──────── DATA FOR THE TASK ────────
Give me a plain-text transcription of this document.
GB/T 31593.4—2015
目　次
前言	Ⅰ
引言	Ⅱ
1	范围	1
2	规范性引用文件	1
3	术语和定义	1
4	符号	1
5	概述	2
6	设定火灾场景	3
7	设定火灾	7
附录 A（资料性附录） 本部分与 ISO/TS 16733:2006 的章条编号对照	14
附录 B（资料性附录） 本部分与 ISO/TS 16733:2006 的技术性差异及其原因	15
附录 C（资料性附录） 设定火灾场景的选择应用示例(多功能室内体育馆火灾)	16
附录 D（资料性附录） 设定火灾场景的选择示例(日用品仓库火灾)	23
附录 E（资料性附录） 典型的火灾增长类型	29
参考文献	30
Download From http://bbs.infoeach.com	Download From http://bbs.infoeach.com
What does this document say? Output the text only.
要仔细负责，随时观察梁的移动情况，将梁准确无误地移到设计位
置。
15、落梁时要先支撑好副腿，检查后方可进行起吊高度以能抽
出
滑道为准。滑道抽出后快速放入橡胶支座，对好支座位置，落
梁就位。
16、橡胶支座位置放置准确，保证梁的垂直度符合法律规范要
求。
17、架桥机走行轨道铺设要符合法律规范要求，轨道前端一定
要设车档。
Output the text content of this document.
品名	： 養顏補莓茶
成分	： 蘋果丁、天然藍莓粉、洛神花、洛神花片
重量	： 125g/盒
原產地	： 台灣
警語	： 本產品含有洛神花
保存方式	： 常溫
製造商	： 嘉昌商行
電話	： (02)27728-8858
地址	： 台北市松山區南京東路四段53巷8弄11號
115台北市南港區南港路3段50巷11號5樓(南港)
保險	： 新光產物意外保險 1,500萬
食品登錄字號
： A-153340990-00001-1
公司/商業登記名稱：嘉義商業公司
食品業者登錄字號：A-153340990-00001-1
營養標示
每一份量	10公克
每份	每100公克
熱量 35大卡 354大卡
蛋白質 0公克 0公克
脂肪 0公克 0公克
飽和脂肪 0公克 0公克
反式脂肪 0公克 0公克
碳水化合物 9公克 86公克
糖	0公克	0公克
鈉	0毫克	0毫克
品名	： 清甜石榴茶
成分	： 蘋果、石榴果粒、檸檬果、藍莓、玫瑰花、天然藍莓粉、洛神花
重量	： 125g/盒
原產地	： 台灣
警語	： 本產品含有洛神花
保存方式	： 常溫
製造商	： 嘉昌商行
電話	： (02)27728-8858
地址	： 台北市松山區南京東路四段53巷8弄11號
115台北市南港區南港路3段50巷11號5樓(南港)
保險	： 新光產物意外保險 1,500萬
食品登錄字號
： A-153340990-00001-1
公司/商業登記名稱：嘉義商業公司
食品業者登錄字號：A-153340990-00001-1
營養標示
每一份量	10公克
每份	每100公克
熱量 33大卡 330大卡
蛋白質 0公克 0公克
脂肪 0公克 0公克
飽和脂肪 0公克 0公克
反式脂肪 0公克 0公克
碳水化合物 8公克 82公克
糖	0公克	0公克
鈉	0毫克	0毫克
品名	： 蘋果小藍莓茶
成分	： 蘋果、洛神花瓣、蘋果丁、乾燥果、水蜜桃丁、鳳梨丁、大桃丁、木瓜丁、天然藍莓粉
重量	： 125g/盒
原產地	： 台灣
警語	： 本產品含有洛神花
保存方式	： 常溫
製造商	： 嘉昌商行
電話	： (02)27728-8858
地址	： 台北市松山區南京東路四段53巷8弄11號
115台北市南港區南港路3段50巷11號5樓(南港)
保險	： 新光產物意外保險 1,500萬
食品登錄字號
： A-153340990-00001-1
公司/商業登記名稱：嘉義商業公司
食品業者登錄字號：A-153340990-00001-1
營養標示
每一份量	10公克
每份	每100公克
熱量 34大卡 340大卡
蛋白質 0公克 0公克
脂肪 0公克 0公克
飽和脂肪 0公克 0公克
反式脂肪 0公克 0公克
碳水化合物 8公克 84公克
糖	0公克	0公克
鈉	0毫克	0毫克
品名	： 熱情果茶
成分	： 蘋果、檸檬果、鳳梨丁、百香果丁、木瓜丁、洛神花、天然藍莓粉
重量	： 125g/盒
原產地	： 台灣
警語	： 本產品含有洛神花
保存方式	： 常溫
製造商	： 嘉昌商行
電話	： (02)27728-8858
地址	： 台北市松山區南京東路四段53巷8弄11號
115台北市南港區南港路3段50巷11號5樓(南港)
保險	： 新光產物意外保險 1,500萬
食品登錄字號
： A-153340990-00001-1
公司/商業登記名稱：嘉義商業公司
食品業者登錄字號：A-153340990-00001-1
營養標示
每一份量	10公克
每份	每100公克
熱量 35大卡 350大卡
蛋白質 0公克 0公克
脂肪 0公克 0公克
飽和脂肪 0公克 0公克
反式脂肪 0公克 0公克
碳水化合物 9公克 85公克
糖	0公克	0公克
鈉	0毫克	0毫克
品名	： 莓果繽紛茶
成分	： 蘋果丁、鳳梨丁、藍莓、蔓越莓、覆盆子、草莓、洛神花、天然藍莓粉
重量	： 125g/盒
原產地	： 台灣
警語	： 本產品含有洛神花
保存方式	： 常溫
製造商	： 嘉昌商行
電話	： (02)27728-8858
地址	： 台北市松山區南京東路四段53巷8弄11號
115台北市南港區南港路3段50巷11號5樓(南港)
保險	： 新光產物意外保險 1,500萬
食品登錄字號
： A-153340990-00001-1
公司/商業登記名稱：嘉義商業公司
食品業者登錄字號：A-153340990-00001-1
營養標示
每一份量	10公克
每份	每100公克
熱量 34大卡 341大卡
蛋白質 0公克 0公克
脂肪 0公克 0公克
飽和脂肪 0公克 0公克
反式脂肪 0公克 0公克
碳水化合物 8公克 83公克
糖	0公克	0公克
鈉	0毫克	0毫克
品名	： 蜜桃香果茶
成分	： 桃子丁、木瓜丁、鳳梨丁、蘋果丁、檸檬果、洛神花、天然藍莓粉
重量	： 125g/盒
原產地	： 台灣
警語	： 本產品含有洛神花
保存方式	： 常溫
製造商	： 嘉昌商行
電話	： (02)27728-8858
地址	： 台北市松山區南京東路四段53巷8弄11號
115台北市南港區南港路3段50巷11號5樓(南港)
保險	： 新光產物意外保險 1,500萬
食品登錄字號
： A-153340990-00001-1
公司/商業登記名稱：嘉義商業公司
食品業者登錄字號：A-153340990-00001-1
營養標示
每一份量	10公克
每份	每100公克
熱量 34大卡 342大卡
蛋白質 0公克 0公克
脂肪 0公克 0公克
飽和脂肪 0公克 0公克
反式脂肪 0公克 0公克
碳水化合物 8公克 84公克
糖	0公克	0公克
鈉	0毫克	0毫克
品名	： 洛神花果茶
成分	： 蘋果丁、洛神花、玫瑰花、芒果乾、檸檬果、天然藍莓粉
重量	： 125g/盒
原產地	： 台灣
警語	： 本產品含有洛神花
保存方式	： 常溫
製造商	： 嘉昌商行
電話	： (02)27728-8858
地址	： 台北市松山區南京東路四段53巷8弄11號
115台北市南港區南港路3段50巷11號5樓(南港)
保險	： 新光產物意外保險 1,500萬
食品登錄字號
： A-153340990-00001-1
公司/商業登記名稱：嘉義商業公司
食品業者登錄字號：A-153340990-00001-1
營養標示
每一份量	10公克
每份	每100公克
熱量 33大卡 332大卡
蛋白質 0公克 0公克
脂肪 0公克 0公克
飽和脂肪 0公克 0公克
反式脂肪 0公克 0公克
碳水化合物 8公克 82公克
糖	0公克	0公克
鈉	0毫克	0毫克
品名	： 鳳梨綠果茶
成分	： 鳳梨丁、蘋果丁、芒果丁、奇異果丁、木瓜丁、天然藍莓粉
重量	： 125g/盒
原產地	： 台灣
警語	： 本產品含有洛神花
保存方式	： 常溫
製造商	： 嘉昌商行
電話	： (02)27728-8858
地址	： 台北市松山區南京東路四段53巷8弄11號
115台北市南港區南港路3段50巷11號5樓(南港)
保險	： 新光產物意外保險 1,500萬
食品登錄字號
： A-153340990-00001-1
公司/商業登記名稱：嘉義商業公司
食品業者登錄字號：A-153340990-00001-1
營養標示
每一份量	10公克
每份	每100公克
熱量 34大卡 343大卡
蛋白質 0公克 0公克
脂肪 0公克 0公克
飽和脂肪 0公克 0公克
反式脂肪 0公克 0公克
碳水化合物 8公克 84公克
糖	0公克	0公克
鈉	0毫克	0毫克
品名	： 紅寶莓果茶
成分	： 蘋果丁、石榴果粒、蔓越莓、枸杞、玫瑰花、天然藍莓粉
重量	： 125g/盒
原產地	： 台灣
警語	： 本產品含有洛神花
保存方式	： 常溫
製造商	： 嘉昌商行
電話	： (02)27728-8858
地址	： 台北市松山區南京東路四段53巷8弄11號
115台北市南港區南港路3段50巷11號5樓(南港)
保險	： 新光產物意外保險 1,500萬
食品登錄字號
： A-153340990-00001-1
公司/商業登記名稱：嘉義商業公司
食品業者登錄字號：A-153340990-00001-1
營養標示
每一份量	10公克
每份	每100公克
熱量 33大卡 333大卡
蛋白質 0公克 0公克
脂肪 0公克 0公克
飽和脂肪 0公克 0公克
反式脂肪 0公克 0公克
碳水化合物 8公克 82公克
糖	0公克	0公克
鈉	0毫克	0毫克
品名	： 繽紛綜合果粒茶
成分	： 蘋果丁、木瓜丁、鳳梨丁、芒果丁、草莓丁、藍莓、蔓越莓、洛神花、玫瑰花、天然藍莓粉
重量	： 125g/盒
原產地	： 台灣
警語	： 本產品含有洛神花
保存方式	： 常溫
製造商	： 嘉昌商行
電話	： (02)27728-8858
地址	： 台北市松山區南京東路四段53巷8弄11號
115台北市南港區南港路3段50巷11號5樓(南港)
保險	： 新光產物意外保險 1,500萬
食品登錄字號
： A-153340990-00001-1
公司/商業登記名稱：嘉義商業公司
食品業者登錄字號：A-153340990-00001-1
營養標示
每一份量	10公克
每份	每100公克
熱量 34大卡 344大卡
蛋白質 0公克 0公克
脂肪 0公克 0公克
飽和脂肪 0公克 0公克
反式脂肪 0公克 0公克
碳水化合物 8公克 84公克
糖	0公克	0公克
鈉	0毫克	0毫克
────────
TASK STATEMENT -
Go through the entries above and copy every line containing "资料性附录".

EXERCISE OUTPUT -
附录 A（资料性附录） 本部分与 ISO/TS 16733:2006 的章条编号对照	14
附录 B（资料性附录） 本部分与 ISO/TS 16733:2006 的技术性差异及其原因	15
附录 C（资料性附录） 设定火灾场景的选择应用示例(多功能室内体育馆火灾)	16
附录 D（资料性附录） 设定火灾场景的选择示例(日用品仓库火灾)	23
附录 E（资料性附录） 典型的火灾增长类型	29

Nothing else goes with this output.